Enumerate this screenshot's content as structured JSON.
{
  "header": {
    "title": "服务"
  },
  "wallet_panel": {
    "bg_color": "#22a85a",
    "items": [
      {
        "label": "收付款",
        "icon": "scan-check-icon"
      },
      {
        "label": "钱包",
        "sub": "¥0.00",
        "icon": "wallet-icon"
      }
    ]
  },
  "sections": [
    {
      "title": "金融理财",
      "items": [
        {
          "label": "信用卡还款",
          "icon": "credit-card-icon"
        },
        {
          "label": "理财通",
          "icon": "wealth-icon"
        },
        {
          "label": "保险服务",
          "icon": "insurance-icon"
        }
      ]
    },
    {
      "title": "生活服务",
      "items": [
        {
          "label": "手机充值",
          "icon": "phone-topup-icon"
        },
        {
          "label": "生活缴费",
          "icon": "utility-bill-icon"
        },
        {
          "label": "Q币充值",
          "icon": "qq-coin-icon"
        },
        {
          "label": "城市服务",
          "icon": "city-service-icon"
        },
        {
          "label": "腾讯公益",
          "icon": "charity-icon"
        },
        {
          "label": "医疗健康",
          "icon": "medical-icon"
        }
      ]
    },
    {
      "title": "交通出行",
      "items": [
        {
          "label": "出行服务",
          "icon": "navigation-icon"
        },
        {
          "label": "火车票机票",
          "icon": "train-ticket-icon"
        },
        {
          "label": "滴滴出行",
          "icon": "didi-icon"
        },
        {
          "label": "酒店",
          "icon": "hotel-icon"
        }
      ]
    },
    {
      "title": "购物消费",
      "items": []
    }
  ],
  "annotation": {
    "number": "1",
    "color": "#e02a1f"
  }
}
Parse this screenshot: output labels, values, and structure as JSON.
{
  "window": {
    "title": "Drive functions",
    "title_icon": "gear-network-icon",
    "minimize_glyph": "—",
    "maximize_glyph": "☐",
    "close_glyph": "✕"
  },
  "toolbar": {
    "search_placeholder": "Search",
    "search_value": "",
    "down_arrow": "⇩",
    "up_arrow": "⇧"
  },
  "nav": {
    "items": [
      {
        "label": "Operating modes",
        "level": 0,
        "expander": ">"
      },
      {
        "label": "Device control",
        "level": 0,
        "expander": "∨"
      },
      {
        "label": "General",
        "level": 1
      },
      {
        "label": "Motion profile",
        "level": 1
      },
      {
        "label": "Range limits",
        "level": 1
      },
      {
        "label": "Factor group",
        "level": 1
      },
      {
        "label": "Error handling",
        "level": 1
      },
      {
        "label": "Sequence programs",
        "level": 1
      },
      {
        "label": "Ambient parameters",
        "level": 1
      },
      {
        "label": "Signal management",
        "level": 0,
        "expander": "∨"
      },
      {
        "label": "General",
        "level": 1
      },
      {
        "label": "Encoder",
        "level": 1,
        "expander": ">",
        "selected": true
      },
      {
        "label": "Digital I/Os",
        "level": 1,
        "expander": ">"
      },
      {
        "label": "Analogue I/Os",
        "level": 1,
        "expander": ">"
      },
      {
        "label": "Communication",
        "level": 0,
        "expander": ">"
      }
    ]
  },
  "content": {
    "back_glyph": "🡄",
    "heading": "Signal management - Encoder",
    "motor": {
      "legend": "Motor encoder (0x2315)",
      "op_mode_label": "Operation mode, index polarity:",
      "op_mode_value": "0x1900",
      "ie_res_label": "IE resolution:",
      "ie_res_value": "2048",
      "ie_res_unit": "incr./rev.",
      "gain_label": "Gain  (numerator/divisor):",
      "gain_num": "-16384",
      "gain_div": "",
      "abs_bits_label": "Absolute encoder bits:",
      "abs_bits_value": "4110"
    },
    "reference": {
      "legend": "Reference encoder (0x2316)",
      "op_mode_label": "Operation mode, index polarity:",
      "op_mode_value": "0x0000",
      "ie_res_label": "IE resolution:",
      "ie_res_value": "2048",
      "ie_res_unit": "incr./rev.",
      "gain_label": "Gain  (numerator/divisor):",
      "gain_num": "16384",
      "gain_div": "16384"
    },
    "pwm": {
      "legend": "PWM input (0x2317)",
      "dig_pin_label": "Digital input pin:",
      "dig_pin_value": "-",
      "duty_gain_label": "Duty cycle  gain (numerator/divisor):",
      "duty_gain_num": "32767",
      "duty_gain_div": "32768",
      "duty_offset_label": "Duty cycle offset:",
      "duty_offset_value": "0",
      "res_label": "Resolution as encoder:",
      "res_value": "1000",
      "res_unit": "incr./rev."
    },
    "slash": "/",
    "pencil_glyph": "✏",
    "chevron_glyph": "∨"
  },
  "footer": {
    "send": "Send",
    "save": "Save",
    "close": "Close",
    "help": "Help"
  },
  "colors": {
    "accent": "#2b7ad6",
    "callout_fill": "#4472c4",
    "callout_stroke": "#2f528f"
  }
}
◇ ◇ ◇ ◇ ◇
#### What is expected:
Filter the records down to the lines that contain the string "Signal", and copy those lines.

#### Answer in full:
        "label": "Signal management",
    "heading": "Signal management - Encoder",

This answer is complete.